▶ _WHAT YOU SHOULD DO_
Report how many lines of the entries below contain the word "fibrillation", and nothing more.

▶ _DATA ROWS_
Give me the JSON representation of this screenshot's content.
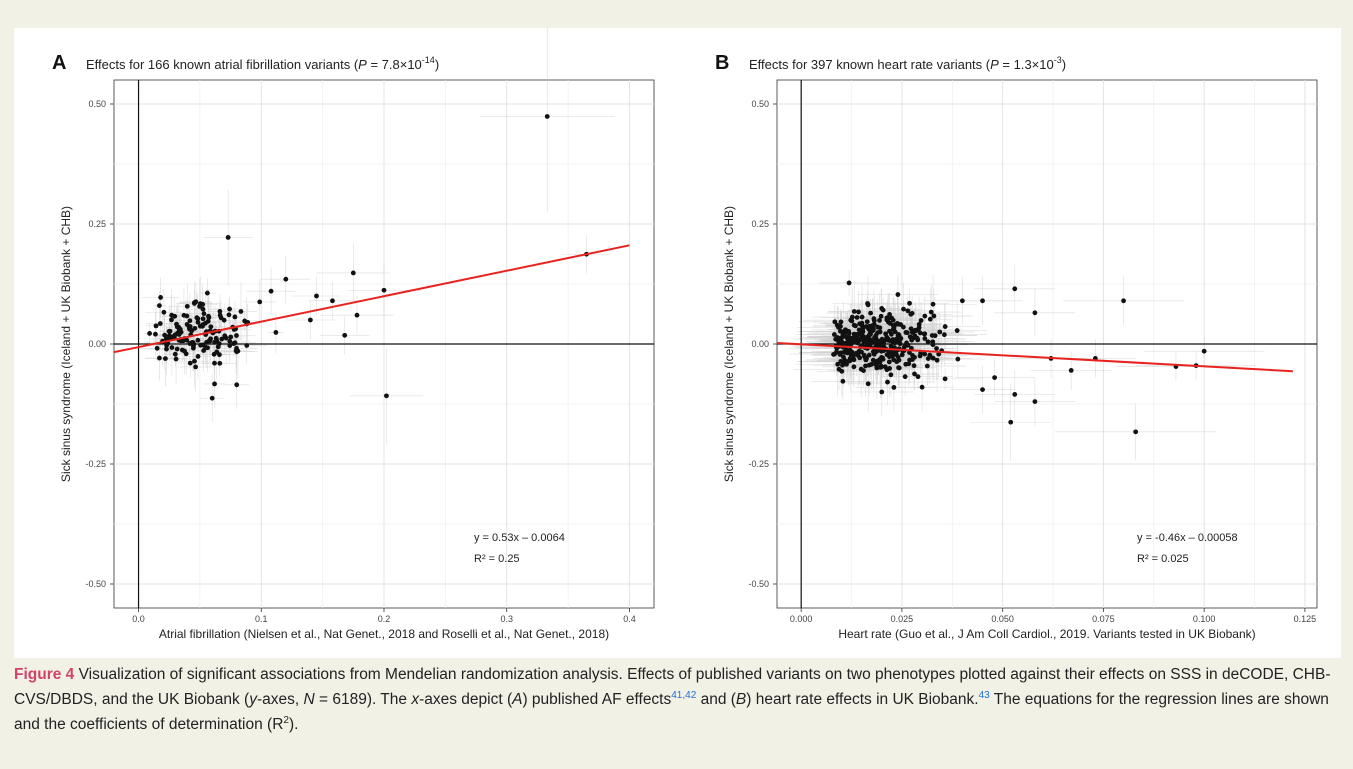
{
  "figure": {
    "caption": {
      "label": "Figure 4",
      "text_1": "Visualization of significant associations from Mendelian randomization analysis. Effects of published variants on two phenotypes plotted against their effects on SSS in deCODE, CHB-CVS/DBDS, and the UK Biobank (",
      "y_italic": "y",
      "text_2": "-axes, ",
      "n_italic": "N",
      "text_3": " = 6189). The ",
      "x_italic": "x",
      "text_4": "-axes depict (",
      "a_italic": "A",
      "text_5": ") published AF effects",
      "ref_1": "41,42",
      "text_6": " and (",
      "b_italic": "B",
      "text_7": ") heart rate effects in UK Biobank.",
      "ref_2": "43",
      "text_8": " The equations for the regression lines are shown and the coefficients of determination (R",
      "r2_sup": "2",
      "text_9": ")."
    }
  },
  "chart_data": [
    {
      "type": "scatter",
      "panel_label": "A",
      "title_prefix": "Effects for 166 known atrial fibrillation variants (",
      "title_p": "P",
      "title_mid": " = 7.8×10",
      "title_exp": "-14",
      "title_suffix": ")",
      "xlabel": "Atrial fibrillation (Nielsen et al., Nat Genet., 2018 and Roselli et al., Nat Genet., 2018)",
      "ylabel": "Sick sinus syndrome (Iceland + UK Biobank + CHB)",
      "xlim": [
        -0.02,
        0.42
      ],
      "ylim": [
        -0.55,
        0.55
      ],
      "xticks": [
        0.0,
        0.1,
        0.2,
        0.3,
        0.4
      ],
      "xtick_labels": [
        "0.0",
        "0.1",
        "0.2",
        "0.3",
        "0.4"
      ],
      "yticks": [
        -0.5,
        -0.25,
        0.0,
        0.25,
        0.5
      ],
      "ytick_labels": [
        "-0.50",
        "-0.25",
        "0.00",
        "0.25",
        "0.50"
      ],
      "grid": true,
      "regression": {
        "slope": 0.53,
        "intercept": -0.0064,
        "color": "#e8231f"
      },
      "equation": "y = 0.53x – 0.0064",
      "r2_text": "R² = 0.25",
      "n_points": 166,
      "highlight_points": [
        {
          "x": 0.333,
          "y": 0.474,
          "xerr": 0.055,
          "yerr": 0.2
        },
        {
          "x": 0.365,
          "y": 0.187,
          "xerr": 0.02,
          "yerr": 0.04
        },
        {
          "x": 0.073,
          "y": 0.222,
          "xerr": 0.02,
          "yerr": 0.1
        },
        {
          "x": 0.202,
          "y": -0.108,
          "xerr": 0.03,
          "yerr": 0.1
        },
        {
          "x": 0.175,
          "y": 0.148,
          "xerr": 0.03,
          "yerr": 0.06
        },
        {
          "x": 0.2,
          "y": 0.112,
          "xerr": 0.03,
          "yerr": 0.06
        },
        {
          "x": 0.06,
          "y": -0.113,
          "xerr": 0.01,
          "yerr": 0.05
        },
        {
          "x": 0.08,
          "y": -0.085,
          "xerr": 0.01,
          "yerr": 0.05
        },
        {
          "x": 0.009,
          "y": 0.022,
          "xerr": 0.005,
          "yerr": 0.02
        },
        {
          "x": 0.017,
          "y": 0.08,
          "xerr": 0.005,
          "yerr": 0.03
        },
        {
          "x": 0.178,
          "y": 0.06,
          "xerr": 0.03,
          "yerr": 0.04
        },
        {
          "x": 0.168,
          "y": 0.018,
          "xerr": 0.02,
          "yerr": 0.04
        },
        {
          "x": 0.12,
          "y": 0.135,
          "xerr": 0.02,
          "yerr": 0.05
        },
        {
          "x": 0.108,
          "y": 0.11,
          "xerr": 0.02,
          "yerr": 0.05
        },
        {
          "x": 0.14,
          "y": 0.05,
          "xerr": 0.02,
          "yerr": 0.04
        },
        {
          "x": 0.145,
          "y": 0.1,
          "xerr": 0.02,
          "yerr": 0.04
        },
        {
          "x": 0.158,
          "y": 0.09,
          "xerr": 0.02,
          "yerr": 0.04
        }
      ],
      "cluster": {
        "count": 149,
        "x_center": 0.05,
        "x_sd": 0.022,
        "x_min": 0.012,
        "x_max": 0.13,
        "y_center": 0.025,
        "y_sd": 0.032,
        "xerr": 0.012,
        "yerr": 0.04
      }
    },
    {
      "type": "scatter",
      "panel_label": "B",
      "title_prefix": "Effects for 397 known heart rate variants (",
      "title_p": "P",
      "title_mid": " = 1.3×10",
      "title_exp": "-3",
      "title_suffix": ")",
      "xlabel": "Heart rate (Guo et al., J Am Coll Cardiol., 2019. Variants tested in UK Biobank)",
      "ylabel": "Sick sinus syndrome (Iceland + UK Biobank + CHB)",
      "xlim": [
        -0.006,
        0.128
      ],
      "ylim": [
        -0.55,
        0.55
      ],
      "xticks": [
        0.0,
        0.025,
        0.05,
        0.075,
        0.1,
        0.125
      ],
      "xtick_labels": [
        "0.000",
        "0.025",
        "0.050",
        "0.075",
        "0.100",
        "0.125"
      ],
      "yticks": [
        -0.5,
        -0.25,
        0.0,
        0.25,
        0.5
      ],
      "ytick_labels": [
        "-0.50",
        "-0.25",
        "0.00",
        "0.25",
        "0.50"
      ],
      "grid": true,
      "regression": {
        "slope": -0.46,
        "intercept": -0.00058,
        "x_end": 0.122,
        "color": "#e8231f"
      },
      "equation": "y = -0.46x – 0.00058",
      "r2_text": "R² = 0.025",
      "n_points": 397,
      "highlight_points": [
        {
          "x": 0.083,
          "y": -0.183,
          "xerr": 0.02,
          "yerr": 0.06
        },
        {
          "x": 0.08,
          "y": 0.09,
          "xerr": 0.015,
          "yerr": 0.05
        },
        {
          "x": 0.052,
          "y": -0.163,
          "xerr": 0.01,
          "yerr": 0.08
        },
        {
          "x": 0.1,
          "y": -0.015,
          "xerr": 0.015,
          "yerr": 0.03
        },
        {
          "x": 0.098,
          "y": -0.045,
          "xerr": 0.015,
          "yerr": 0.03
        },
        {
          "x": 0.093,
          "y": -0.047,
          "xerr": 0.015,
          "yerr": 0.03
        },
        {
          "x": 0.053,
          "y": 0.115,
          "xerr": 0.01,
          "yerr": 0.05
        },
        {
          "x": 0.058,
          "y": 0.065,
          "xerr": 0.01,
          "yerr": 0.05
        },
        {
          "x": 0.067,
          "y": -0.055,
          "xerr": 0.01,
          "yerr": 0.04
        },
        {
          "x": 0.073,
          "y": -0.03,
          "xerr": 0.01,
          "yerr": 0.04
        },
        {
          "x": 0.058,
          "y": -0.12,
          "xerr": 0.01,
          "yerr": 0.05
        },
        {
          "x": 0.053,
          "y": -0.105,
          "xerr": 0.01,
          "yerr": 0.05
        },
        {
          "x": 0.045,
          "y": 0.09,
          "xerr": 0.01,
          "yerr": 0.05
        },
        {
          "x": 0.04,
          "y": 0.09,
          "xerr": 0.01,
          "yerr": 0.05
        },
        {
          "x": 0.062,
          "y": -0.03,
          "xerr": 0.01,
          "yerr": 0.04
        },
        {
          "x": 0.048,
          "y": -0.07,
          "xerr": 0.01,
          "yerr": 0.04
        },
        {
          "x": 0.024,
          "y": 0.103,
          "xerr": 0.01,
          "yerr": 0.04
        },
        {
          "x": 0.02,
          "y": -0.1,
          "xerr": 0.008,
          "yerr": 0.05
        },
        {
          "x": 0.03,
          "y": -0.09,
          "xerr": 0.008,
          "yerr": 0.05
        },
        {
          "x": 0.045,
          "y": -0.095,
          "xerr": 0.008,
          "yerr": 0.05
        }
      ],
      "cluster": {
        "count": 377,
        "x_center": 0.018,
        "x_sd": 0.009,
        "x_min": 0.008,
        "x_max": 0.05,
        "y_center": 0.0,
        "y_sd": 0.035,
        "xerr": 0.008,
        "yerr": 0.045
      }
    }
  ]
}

==

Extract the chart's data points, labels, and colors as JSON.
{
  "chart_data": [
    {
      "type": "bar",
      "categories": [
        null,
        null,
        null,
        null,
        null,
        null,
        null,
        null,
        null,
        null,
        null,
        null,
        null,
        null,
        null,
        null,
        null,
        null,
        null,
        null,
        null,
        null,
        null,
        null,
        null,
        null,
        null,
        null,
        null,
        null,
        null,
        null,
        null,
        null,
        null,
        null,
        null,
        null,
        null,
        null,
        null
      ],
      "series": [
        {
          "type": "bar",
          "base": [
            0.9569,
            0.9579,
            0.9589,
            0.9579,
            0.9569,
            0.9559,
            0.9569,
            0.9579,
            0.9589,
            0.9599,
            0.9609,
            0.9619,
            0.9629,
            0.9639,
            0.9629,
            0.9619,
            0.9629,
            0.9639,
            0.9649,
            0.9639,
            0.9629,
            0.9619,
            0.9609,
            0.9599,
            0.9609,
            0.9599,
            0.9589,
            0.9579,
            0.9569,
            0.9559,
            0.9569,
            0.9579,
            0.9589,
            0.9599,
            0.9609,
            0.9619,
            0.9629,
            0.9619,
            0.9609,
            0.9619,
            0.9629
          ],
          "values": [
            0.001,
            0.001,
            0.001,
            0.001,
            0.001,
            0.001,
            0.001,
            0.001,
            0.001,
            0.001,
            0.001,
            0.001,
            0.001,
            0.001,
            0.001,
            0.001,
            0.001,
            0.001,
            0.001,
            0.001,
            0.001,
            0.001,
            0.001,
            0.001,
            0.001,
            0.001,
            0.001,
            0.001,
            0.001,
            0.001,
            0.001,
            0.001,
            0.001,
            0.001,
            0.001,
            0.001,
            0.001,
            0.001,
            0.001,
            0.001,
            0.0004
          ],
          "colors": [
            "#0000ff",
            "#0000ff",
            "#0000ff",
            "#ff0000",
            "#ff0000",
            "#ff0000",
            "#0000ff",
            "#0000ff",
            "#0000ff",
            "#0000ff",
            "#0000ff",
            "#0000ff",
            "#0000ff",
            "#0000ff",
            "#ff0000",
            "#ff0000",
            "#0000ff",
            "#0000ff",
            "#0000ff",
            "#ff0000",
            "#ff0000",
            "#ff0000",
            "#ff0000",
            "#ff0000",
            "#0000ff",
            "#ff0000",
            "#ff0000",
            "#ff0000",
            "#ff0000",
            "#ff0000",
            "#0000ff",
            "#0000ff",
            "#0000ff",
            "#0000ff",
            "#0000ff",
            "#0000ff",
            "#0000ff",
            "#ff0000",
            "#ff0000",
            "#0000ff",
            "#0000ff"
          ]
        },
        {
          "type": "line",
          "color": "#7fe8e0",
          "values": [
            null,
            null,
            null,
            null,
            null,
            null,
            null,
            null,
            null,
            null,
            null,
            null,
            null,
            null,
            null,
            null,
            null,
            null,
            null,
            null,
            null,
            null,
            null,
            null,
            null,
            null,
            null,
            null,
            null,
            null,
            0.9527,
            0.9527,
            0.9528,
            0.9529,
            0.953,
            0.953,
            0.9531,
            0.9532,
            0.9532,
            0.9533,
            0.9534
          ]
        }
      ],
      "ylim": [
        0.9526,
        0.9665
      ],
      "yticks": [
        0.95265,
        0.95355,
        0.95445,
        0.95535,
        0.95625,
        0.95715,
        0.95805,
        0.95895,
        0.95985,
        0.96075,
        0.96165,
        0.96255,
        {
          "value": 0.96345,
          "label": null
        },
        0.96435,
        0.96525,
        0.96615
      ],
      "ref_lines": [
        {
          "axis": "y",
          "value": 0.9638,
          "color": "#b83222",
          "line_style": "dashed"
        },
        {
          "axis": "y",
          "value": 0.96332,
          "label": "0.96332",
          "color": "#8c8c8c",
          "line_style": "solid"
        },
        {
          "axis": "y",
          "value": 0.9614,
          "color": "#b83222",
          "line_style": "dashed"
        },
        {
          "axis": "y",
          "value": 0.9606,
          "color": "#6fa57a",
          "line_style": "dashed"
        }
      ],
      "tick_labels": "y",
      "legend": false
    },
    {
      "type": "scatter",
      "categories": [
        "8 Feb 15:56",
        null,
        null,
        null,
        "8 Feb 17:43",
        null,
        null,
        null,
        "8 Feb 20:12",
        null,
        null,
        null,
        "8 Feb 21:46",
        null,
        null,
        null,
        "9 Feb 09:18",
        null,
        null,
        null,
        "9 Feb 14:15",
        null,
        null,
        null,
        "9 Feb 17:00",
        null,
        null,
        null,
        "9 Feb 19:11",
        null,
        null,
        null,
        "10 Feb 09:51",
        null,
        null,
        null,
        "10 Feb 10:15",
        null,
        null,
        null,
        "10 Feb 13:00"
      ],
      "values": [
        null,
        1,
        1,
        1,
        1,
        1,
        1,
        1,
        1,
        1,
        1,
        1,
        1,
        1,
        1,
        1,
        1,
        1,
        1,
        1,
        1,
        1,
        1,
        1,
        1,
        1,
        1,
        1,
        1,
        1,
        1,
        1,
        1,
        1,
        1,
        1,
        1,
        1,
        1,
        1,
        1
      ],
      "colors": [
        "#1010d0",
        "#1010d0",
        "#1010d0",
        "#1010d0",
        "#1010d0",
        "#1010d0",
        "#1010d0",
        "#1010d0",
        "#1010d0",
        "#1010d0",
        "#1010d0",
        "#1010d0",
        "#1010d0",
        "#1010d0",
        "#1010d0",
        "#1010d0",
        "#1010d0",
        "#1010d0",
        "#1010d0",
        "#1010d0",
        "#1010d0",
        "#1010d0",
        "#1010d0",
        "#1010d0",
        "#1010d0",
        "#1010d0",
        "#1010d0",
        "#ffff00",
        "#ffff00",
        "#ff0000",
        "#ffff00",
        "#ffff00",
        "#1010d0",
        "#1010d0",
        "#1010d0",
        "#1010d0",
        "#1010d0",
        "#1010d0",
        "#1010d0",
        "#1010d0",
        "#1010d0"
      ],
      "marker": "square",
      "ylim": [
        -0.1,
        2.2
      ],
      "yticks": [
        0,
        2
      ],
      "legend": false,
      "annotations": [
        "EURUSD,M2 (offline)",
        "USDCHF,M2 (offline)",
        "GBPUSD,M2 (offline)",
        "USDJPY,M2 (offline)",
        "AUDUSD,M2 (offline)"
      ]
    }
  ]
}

▶ _EXERCISE RESPONSE_
2